**Do this:**
Quote every line of the material beneath this one.

==== Supplied records ====

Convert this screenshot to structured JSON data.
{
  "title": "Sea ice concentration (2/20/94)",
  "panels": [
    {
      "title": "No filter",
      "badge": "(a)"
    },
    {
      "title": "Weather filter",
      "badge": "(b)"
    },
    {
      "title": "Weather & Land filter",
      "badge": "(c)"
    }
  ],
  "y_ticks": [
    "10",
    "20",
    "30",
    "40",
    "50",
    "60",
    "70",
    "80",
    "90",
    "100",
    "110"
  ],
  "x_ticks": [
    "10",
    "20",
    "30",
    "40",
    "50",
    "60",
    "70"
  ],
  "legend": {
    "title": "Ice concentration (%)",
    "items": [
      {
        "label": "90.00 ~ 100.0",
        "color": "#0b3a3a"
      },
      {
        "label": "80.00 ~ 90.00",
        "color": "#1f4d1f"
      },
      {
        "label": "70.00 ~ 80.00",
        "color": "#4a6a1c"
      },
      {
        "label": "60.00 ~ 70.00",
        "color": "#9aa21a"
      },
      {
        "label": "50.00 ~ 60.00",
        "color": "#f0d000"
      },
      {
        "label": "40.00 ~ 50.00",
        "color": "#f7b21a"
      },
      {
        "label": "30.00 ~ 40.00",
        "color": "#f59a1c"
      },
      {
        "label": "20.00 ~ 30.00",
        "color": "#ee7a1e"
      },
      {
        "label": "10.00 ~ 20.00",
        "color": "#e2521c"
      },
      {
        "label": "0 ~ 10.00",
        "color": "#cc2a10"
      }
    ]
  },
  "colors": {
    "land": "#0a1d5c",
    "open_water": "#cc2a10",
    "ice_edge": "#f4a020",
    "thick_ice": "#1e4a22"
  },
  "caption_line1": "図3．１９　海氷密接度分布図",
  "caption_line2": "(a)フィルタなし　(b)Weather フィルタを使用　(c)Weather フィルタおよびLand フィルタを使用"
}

====

**Exercise solution:**
Convert this screenshot to structured JSON data.
{
  "title": "Sea ice concentration (2/20/94)",
  "panels": [
    {
      "title": "No filter",
      "badge": "(a)"
    },
    {
      "title": "Weather filter",
      "badge": "(b)"
    },
    {
      "title": "Weather & Land filter",
      "badge": "(c)"
    }
  ],
  "y_ticks": [
    "10",
    "20",
    "30",
    "40",
    "50",
    "60",
    "70",
    "80",
    "90",
    "100",
    "110"
  ],
  "x_ticks": [
    "10",
    "20",
    "30",
    "40",
    "50",
    "60",
    "70"
  ],
  "legend": {
    "title": "Ice concentration (%)",
    "items": [
      {
        "label": "90.00 ~ 100.0",
        "color": "#0b3a3a"
      },
      {
        "label": "80.00 ~ 90.00",
        "color": "#1f4d1f"
      },
      {
        "label": "70.00 ~ 80.00",
        "color": "#4a6a1c"
      },
      {
        "label": "60.00 ~ 70.00",
        "color": "#9aa21a"
      },
      {
        "label": "50.00 ~ 60.00",
        "color": "#f0d000"
      },
      {
        "label": "40.00 ~ 50.00",
        "color": "#f7b21a"
      },
      {
        "label": "30.00 ~ 40.00",
        "color": "#f59a1c"
      },
      {
        "label": "20.00 ~ 30.00",
        "color": "#ee7a1e"
      },
      {
        "label": "10.00 ~ 20.00",
        "color": "#e2521c"
      },
      {
        "label": "0 ~ 10.00",
        "color": "#cc2a10"
      }
    ]
  },
  "colors": {
    "land": "#0a1d5c",
    "open_water": "#cc2a10",
    "ice_edge": "#f4a020",
    "thick_ice": "#1e4a22"
  },
  "caption_line1": "図3．１９　海氷密接度分布図",
  "caption_line2": "(a)フィルタなし　(b)Weather フィルタを使用　(c)Weather フィルタおよびLand フィルタを使用"
}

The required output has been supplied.